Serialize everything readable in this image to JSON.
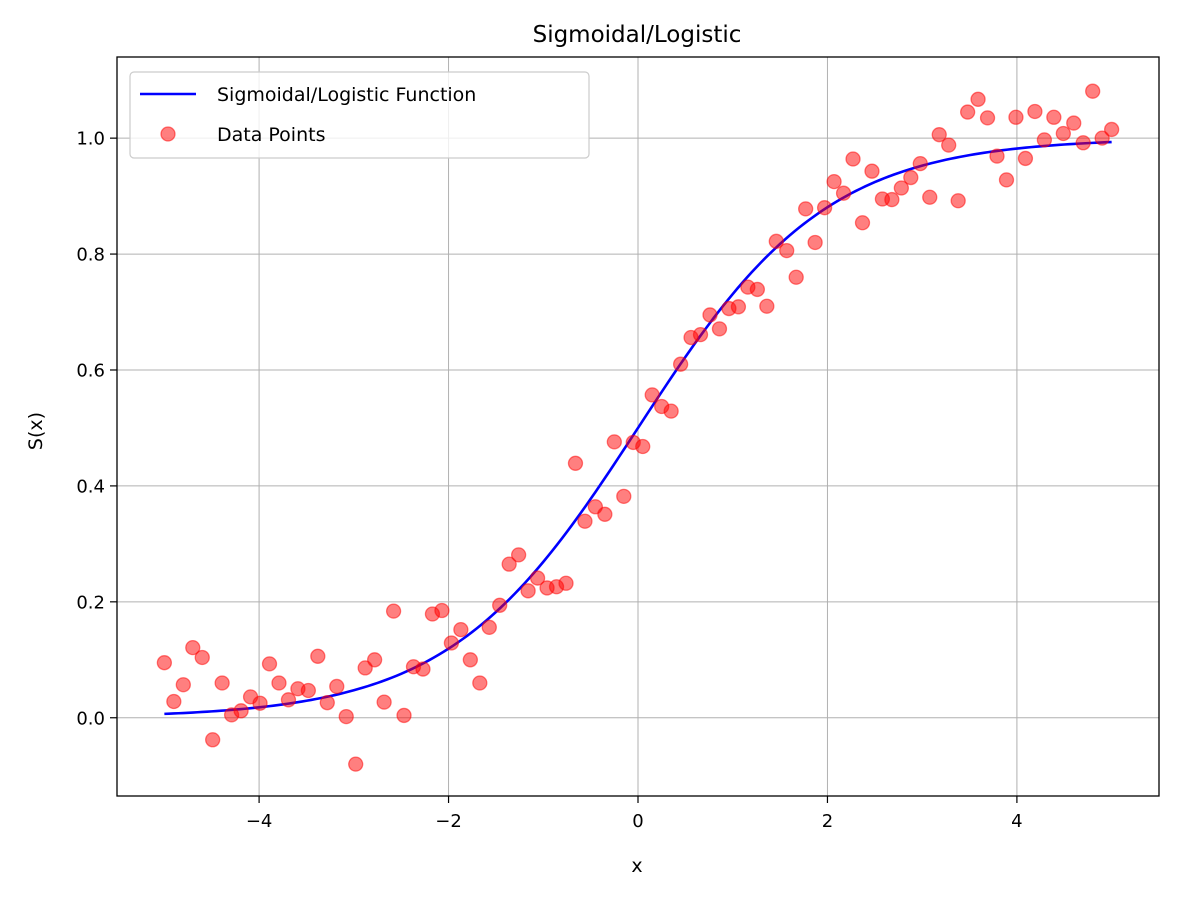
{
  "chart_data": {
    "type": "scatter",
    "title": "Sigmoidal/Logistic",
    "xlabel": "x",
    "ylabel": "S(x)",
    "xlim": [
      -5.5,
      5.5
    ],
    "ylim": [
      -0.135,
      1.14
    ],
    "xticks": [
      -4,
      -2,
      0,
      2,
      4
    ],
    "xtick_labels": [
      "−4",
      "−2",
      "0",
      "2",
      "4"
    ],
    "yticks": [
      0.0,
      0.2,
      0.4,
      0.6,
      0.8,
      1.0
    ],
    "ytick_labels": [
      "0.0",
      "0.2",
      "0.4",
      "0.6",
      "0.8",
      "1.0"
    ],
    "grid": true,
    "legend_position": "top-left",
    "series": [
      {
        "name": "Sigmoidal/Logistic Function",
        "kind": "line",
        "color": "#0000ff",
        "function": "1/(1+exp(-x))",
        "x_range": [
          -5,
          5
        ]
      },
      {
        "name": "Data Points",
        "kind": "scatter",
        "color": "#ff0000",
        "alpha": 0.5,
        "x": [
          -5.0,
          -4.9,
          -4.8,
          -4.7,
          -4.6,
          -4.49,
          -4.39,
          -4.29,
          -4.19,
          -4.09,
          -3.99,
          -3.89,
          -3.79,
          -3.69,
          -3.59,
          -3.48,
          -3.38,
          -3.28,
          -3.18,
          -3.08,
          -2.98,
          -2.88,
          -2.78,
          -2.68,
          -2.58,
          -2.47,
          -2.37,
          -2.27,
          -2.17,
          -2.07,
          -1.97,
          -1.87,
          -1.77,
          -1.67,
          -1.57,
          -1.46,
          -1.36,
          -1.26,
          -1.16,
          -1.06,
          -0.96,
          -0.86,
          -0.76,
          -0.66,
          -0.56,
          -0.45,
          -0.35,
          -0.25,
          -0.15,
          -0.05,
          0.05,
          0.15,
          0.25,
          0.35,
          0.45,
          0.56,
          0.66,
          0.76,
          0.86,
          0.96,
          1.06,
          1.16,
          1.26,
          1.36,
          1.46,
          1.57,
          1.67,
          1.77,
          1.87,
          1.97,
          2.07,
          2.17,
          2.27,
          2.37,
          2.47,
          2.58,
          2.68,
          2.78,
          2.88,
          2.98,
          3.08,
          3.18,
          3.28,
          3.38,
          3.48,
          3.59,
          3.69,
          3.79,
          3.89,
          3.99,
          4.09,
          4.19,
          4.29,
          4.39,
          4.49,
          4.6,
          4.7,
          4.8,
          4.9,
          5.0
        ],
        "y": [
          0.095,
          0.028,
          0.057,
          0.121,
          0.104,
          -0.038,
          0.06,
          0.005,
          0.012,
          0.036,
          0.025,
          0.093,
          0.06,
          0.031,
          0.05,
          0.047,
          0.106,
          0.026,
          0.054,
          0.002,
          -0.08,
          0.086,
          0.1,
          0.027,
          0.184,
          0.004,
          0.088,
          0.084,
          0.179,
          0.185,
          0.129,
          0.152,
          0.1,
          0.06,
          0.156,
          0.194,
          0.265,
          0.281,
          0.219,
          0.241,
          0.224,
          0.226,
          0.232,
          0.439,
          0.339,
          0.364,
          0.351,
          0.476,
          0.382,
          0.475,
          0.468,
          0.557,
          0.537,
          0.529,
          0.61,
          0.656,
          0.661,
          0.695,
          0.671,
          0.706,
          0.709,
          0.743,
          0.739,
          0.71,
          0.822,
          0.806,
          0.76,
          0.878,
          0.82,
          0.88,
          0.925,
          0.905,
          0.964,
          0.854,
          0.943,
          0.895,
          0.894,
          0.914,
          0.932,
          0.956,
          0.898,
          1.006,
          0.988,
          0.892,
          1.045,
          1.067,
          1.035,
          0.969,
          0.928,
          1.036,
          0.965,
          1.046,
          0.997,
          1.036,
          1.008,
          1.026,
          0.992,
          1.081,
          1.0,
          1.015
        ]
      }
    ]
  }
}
_ _ _ _ _ _ _
**WHAT NEEDS TO BE DONE**
Word for word, quote the lines above. Omit the pictures.

**TASK RESULT**
Serialize everything readable in this image to JSON.
{
  "chart_data": {
    "type": "scatter",
    "title": "Sigmoidal/Logistic",
    "xlabel": "x",
    "ylabel": "S(x)",
    "xlim": [
      -5.5,
      5.5
    ],
    "ylim": [
      -0.135,
      1.14
    ],
    "xticks": [
      -4,
      -2,
      0,
      2,
      4
    ],
    "xtick_labels": [
      "−4",
      "−2",
      "0",
      "2",
      "4"
    ],
    "yticks": [
      0.0,
      0.2,
      0.4,
      0.6,
      0.8,
      1.0
    ],
    "ytick_labels": [
      "0.0",
      "0.2",
      "0.4",
      "0.6",
      "0.8",
      "1.0"
    ],
    "grid": true,
    "legend_position": "top-left",
    "series": [
      {
        "name": "Sigmoidal/Logistic Function",
        "kind": "line",
        "color": "#0000ff",
        "function": "1/(1+exp(-x))",
        "x_range": [
          -5,
          5
        ]
      },
      {
        "name": "Data Points",
        "kind": "scatter",
        "color": "#ff0000",
        "alpha": 0.5,
        "x": [
          -5.0,
          -4.9,
          -4.8,
          -4.7,
          -4.6,
          -4.49,
          -4.39,
          -4.29,
          -4.19,
          -4.09,
          -3.99,
          -3.89,
          -3.79,
          -3.69,
          -3.59,
          -3.48,
          -3.38,
          -3.28,
          -3.18,
          -3.08,
          -2.98,
          -2.88,
          -2.78,
          -2.68,
          -2.58,
          -2.47,
          -2.37,
          -2.27,
          -2.17,
          -2.07,
          -1.97,
          -1.87,
          -1.77,
          -1.67,
          -1.57,
          -1.46,
          -1.36,
          -1.26,
          -1.16,
          -1.06,
          -0.96,
          -0.86,
          -0.76,
          -0.66,
          -0.56,
          -0.45,
          -0.35,
          -0.25,
          -0.15,
          -0.05,
          0.05,
          0.15,
          0.25,
          0.35,
          0.45,
          0.56,
          0.66,
          0.76,
          0.86,
          0.96,
          1.06,
          1.16,
          1.26,
          1.36,
          1.46,
          1.57,
          1.67,
          1.77,
          1.87,
          1.97,
          2.07,
          2.17,
          2.27,
          2.37,
          2.47,
          2.58,
          2.68,
          2.78,
          2.88,
          2.98,
          3.08,
          3.18,
          3.28,
          3.38,
          3.48,
          3.59,
          3.69,
          3.79,
          3.89,
          3.99,
          4.09,
          4.19,
          4.29,
          4.39,
          4.49,
          4.6,
          4.7,
          4.8,
          4.9,
          5.0
        ],
        "y": [
          0.095,
          0.028,
          0.057,
          0.121,
          0.104,
          -0.038,
          0.06,
          0.005,
          0.012,
          0.036,
          0.025,
          0.093,
          0.06,
          0.031,
          0.05,
          0.047,
          0.106,
          0.026,
          0.054,
          0.002,
          -0.08,
          0.086,
          0.1,
          0.027,
          0.184,
          0.004,
          0.088,
          0.084,
          0.179,
          0.185,
          0.129,
          0.152,
          0.1,
          0.06,
          0.156,
          0.194,
          0.265,
          0.281,
          0.219,
          0.241,
          0.224,
          0.226,
          0.232,
          0.439,
          0.339,
          0.364,
          0.351,
          0.476,
          0.382,
          0.475,
          0.468,
          0.557,
          0.537,
          0.529,
          0.61,
          0.656,
          0.661,
          0.695,
          0.671,
          0.706,
          0.709,
          0.743,
          0.739,
          0.71,
          0.822,
          0.806,
          0.76,
          0.878,
          0.82,
          0.88,
          0.925,
          0.905,
          0.964,
          0.854,
          0.943,
          0.895,
          0.894,
          0.914,
          0.932,
          0.956,
          0.898,
          1.006,
          0.988,
          0.892,
          1.045,
          1.067,
          1.035,
          0.969,
          0.928,
          1.036,
          0.965,
          1.046,
          0.997,
          1.036,
          1.008,
          1.026,
          0.992,
          1.081,
          1.0,
          1.015
        ]
      }
    ]
  }
}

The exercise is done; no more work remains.